Input rows:
____
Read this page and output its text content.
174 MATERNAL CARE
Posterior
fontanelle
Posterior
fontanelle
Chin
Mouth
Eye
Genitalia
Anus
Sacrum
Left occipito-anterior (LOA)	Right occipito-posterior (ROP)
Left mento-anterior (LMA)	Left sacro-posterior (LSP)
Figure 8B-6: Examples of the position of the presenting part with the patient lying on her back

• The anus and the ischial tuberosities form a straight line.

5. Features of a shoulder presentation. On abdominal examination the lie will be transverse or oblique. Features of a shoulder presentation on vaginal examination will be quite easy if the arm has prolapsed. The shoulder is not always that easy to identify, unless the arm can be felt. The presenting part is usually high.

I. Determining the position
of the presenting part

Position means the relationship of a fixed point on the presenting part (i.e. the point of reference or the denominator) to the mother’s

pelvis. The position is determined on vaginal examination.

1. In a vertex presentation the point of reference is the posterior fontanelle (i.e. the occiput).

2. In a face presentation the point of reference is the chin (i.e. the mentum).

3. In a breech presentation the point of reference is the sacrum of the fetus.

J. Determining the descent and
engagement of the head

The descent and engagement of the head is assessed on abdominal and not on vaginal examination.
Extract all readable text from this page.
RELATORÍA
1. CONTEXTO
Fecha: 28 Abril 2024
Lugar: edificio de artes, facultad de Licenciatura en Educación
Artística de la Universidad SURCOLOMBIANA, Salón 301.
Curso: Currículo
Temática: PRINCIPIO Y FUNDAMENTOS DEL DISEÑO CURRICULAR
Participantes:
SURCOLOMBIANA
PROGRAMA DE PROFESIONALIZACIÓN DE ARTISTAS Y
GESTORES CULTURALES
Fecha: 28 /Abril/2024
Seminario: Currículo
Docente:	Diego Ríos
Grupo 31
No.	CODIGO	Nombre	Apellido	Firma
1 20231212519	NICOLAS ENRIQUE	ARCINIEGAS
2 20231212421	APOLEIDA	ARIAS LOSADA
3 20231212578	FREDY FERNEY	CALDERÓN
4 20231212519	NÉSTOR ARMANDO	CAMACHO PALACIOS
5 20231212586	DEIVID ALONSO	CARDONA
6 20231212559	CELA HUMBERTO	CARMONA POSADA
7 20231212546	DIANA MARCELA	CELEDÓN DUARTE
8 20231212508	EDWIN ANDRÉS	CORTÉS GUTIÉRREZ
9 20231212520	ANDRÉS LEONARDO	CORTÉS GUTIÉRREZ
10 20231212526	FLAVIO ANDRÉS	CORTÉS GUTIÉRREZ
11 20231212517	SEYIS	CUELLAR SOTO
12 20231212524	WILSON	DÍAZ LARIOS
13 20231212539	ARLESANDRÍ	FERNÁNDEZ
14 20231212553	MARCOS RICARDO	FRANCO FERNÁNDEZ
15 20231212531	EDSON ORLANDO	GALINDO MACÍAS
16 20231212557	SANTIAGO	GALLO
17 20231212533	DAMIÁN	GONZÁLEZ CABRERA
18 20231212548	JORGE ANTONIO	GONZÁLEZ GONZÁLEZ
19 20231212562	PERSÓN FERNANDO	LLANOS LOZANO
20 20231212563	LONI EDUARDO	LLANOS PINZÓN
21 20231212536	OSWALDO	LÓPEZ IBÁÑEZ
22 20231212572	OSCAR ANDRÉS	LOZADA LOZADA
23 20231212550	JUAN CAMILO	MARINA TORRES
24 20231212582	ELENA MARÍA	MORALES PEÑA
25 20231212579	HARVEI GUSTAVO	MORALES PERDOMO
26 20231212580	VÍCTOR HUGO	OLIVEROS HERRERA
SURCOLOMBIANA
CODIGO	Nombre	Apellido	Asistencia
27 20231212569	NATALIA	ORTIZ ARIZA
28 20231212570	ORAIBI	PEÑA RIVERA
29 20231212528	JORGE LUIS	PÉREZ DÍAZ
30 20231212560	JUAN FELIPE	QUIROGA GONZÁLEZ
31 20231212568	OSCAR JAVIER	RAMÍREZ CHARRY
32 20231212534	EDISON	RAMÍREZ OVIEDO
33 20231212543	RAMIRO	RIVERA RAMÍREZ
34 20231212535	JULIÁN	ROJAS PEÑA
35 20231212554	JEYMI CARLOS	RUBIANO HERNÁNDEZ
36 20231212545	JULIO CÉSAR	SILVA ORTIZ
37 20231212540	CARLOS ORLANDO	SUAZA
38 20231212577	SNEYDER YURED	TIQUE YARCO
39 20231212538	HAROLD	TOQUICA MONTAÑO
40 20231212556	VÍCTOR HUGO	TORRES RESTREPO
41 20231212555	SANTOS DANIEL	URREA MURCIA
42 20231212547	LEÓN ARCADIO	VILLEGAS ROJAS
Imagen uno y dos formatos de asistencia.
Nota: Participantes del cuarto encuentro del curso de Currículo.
____
Exercise description: Which lines of the data above contain "TORRES"? Copy each one.

Finished exercise:
23 20231212550	JUAN CAMILO	MARINA TORRES
40 20231212556	VÍCTOR HUGO	TORRES RESTREPO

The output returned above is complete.